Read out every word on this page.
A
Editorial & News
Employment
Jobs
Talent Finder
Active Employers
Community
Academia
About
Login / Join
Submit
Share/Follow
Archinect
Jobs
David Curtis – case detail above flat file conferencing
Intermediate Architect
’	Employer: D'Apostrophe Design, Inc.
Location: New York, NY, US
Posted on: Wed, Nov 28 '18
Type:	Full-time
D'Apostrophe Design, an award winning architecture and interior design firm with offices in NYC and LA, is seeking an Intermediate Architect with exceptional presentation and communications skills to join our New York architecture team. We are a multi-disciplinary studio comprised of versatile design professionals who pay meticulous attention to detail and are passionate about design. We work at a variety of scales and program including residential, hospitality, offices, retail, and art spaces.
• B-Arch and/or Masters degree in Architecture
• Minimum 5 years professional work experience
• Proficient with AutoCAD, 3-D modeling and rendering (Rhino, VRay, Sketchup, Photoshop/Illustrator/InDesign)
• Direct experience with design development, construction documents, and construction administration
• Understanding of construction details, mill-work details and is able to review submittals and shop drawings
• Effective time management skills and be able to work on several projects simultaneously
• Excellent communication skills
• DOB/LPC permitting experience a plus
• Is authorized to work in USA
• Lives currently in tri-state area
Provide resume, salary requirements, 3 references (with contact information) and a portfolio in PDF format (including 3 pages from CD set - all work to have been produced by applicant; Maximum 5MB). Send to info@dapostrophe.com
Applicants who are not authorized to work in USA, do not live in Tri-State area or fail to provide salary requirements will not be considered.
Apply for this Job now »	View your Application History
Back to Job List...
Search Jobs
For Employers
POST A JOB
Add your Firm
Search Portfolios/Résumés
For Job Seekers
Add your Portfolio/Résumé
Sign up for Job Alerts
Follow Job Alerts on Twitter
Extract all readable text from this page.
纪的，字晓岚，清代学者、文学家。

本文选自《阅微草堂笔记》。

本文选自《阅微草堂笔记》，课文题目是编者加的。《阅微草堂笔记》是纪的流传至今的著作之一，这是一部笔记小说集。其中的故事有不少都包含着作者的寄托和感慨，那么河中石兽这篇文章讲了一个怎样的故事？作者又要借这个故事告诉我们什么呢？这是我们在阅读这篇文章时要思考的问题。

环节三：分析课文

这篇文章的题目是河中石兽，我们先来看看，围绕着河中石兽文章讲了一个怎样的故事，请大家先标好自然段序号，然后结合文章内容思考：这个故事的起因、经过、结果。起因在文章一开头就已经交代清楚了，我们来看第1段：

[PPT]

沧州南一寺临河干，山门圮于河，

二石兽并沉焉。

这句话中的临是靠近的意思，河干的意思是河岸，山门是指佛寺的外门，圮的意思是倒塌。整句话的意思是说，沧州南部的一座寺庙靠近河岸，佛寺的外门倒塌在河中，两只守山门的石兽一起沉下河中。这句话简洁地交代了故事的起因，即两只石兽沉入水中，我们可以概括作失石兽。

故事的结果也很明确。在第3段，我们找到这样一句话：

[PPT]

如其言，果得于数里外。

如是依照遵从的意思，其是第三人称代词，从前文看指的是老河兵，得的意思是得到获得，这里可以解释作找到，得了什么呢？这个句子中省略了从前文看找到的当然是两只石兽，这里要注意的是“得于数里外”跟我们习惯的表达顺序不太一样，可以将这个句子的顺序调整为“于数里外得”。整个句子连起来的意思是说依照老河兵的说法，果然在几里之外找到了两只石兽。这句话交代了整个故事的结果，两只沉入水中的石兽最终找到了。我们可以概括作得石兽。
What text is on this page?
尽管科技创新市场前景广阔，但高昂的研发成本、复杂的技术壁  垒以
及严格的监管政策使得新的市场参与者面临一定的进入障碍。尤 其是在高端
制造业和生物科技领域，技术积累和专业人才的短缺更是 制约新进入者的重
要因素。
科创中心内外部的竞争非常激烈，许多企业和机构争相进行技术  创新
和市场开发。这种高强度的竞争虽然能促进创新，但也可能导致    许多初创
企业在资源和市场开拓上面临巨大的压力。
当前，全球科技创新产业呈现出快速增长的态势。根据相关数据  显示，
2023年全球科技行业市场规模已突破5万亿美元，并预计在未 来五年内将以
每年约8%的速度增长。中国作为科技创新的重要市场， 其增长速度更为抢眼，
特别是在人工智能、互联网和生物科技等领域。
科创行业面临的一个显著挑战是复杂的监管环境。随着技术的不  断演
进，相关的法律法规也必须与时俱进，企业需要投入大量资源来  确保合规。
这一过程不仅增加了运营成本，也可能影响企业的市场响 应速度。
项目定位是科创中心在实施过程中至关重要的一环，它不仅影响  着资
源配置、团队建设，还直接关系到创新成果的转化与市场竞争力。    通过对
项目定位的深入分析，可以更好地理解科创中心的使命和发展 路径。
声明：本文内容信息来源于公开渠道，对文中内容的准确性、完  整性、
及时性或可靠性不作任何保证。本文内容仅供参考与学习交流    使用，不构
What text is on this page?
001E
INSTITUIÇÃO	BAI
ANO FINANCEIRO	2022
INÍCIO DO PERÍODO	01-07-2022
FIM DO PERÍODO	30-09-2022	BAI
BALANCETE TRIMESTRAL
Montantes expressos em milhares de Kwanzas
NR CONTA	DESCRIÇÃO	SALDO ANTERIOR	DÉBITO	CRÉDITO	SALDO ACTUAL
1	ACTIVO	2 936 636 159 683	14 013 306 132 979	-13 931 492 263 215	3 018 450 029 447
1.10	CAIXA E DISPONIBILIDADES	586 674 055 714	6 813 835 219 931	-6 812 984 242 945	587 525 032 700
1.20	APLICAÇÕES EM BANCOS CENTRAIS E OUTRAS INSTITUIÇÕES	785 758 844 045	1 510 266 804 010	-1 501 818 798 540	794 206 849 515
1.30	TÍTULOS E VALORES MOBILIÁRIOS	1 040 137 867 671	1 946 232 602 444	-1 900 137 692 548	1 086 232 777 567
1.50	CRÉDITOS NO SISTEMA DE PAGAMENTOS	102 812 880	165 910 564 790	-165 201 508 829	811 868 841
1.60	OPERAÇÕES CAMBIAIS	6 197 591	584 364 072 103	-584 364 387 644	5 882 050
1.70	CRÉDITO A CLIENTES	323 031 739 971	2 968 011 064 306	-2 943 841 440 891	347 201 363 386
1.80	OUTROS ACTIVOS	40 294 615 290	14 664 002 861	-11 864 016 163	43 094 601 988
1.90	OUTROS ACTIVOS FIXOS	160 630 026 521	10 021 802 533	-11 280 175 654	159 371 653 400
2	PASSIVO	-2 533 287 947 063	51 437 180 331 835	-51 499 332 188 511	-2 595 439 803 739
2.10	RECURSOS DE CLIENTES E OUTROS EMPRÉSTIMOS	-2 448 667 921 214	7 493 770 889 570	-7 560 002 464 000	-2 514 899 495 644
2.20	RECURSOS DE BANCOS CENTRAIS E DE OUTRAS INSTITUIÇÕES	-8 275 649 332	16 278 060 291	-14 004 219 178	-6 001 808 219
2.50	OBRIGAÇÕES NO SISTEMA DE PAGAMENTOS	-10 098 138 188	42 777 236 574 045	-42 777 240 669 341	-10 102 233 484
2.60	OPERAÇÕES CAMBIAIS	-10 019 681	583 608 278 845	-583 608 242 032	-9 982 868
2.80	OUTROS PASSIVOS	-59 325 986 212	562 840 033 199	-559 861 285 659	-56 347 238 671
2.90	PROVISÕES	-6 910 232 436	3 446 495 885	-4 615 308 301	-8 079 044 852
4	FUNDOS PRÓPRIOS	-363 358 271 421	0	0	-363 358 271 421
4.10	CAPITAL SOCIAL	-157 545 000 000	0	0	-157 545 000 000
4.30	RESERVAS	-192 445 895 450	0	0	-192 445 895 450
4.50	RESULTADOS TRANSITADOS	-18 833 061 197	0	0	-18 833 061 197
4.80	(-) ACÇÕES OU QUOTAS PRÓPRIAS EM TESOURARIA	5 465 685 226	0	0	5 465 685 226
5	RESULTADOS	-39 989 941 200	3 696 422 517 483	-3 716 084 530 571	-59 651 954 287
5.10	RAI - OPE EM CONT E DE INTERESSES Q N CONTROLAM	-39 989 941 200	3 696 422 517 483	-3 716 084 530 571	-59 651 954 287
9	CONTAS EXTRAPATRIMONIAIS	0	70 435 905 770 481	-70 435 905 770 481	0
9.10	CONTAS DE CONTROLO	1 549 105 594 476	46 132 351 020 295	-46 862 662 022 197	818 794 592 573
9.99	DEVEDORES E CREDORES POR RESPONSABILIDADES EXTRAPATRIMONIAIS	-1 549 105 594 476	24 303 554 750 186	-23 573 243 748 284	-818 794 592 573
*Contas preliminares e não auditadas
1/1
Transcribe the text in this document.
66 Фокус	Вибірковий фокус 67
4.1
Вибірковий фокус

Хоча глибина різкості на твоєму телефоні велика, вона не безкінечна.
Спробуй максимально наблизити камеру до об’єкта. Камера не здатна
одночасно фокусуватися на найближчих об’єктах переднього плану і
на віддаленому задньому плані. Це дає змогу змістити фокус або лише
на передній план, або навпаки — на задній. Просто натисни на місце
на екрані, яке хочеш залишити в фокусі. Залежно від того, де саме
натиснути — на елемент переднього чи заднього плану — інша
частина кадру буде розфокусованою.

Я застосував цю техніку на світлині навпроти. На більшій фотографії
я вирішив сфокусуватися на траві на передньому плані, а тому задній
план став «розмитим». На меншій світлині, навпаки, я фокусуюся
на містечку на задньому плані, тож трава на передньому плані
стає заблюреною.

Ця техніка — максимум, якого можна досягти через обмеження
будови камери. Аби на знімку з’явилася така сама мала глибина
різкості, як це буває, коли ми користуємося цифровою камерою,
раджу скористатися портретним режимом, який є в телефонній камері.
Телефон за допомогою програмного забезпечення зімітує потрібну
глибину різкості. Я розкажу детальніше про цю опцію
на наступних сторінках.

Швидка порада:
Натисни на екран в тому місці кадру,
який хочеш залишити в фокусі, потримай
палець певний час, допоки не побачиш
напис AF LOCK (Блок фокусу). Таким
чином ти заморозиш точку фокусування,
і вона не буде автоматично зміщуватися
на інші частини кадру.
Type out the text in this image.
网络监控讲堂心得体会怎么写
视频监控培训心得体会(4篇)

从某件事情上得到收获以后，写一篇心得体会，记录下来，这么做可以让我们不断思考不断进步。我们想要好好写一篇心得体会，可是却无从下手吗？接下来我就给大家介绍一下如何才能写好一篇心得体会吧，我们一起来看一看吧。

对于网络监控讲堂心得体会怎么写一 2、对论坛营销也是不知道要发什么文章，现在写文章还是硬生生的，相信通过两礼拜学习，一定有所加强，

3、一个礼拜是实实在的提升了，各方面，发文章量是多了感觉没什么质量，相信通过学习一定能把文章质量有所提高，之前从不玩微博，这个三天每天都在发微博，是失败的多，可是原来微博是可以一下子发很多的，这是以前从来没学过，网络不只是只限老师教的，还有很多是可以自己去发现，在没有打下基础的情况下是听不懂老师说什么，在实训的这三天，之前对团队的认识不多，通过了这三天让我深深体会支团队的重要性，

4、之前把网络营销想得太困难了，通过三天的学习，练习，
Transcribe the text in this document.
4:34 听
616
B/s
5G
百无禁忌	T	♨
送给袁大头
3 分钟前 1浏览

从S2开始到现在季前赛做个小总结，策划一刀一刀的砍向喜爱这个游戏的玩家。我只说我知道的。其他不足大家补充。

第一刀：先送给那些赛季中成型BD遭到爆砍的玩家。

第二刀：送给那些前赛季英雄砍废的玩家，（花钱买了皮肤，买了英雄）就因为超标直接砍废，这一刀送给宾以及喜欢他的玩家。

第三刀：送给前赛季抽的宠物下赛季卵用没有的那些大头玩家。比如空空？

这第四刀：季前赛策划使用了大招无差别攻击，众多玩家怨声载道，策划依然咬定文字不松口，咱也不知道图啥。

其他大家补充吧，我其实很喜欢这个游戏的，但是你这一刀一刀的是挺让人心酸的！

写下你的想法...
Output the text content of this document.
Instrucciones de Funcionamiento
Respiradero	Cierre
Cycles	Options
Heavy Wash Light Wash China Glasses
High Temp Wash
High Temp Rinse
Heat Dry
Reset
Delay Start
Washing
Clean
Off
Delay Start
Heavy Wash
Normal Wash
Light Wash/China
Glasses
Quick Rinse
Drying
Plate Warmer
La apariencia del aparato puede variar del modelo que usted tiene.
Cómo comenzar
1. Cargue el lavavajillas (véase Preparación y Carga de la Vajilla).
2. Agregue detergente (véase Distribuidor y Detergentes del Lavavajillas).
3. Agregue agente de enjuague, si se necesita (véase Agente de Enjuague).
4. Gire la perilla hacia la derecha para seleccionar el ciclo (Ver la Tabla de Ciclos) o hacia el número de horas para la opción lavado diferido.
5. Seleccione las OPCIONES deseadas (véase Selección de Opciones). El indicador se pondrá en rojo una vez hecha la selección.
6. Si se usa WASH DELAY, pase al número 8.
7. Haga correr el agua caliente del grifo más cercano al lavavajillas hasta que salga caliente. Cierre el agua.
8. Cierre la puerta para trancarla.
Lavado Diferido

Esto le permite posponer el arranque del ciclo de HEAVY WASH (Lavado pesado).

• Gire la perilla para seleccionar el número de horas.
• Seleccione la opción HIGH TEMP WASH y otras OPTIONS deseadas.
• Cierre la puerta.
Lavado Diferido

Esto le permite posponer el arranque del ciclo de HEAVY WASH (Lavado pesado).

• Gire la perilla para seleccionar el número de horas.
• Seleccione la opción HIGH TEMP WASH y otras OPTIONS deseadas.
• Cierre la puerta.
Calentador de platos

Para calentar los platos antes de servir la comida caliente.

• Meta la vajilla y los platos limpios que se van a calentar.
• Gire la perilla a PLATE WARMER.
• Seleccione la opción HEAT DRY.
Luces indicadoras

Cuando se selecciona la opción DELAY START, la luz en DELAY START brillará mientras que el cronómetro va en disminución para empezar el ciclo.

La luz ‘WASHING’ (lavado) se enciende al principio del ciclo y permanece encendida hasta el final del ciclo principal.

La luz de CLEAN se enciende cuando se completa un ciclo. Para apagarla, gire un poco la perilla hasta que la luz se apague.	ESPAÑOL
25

Problem requirements:
Pick out every line holding the string "який" and return it.

Output for this exercise:
раджу скористатися портретним режимом, який є в телефонній камері.
який хочеш залишити в фокусі, потримай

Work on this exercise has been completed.